# [CHALLENGE]
How many lines in these records hold the string "COLCHESTER"? State only that number.

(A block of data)

______________________________

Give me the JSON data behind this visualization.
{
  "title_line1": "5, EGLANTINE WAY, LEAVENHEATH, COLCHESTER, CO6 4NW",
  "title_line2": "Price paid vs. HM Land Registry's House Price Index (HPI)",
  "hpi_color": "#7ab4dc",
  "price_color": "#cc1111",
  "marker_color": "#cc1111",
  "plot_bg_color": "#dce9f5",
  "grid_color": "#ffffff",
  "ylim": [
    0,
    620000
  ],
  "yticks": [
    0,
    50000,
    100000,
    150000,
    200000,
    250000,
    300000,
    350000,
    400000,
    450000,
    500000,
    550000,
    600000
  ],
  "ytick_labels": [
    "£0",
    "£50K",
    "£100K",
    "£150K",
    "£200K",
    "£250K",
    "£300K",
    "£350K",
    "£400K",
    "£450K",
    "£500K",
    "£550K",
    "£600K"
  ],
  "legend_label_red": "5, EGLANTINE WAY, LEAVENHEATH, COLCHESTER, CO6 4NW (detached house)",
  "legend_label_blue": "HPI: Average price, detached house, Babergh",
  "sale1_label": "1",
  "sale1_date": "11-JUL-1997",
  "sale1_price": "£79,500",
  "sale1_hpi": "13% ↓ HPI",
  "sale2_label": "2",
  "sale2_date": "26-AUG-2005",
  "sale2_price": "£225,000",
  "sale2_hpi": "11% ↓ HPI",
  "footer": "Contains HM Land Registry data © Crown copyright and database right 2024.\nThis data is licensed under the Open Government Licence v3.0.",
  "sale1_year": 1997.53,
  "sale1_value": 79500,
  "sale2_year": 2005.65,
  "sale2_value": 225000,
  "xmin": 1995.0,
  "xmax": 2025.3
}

______________________________

# [EXERCISE OUTPUT]
2